[Page text dataset records]
──────────────────────────────
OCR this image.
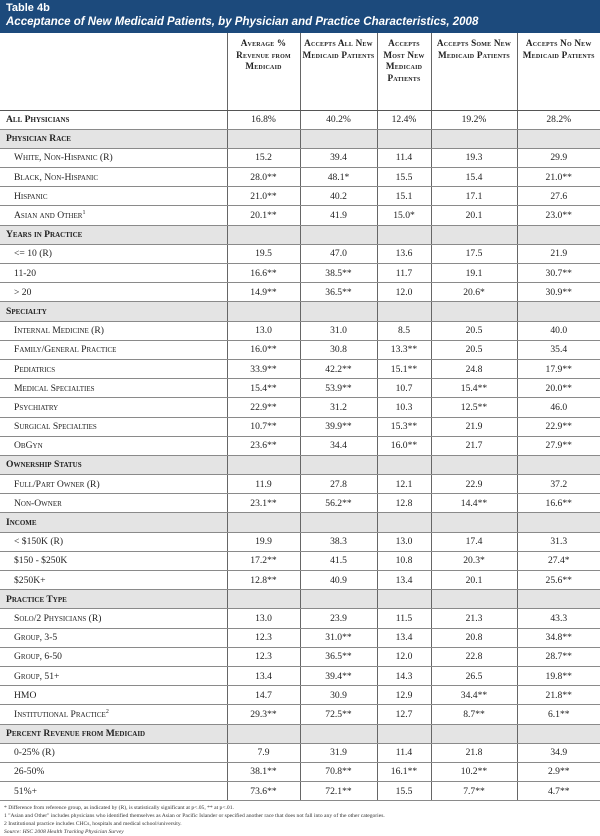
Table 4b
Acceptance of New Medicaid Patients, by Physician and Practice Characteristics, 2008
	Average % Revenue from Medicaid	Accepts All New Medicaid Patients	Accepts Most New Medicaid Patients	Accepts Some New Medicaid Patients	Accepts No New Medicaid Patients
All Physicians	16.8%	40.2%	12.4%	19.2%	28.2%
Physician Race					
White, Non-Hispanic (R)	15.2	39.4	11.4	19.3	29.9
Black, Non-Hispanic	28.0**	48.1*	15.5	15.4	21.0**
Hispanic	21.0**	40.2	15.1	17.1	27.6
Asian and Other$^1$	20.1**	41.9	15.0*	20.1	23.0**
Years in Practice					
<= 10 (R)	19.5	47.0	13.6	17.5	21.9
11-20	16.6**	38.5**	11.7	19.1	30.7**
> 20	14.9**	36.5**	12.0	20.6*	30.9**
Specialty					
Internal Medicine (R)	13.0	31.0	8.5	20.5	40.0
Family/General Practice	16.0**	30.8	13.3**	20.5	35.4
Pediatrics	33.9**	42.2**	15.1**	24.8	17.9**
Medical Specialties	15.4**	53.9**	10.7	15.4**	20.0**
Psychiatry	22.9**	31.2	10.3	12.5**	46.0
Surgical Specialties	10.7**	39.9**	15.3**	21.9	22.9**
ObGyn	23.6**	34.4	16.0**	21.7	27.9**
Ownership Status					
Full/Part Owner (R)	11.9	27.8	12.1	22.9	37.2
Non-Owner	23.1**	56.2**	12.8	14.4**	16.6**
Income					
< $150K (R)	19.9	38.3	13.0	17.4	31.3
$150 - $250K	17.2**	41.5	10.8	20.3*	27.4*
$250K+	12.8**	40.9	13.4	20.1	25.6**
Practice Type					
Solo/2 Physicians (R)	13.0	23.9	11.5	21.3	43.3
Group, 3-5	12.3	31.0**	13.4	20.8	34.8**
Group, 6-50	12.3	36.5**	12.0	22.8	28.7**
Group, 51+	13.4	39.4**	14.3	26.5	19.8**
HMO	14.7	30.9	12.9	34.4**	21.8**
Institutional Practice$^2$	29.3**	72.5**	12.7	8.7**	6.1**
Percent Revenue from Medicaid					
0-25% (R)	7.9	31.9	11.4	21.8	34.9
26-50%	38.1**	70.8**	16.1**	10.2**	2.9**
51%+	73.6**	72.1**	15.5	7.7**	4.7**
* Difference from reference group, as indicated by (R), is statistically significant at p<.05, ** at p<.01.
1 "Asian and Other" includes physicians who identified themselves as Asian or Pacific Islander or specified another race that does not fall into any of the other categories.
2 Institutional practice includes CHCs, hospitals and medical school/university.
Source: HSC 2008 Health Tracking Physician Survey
──────────────────────────────
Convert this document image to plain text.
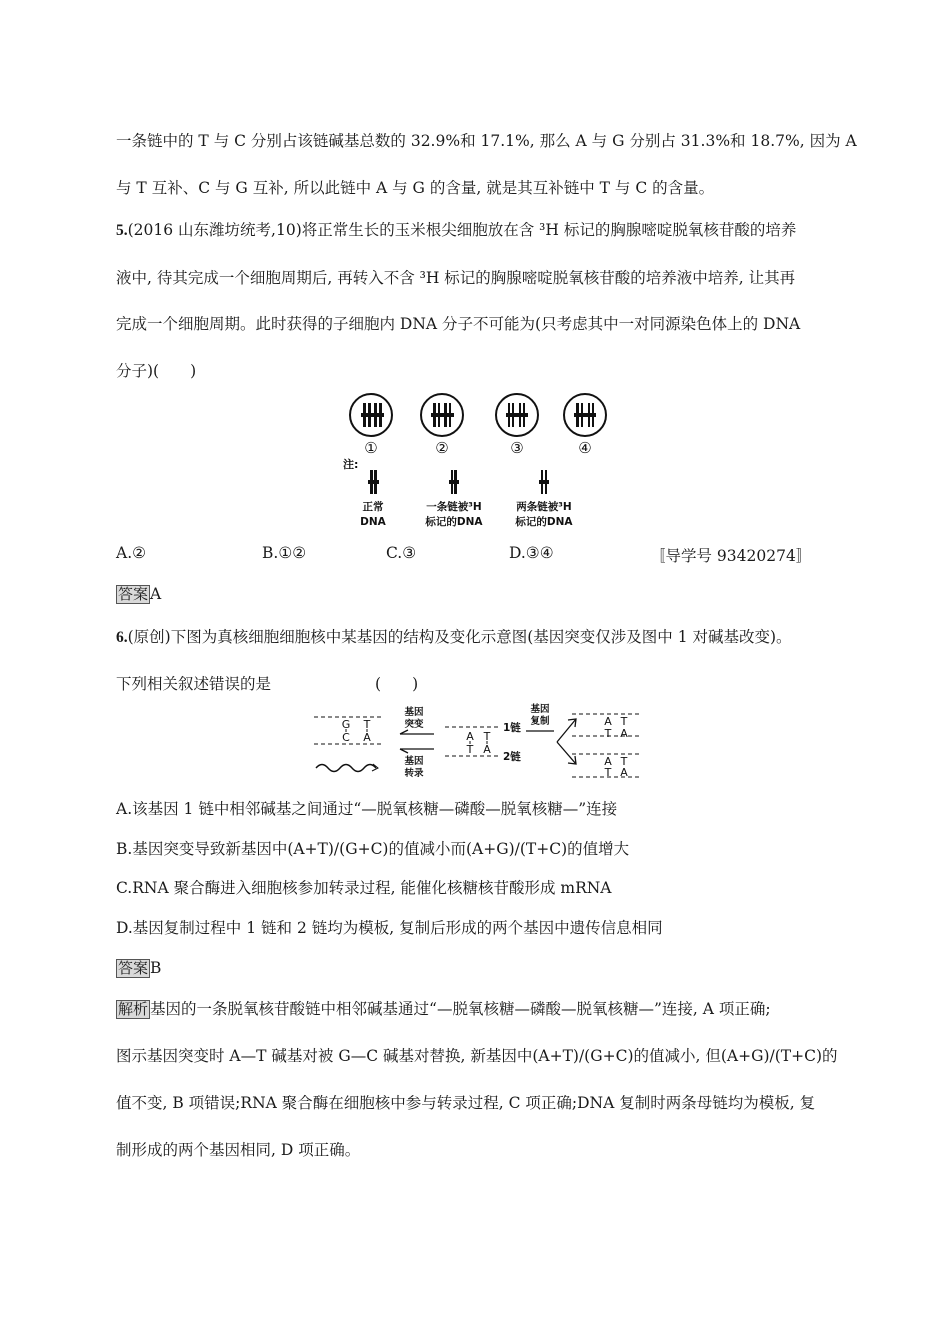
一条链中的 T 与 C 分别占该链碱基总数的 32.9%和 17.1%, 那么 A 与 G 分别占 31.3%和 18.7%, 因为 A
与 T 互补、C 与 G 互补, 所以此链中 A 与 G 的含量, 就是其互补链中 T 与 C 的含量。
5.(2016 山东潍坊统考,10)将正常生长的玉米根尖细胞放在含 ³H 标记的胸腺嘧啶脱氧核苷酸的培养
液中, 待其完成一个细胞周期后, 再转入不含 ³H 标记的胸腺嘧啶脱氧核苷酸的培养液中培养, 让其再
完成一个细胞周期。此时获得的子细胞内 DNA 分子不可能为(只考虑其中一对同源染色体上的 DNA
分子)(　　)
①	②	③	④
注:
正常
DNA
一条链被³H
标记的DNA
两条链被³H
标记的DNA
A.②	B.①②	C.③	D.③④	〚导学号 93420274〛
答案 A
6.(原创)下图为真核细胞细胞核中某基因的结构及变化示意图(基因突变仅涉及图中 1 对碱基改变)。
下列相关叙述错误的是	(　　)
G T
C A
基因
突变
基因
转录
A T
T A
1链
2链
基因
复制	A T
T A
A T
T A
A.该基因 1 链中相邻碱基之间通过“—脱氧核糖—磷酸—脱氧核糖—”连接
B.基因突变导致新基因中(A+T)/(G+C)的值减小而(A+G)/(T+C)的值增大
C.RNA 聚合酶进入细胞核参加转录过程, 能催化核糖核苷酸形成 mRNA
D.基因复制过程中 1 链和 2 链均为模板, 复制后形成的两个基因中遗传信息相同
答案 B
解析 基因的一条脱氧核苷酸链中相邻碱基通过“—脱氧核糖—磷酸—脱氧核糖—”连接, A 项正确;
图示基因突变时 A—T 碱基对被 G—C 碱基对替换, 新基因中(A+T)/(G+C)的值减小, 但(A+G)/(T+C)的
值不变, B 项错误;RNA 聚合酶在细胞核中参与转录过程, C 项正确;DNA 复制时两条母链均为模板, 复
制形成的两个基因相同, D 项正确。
──────────────────────────────
▶ How to complete this task:
Please find all lines of the entries that hold the string "Specialties" and copy them.

▶ Answer space:
Medical Specialties	15.4**	53.9**	10.7	15.4**	20.0**
Surgical Specialties	10.7**	39.9**	15.3**	21.9	22.9**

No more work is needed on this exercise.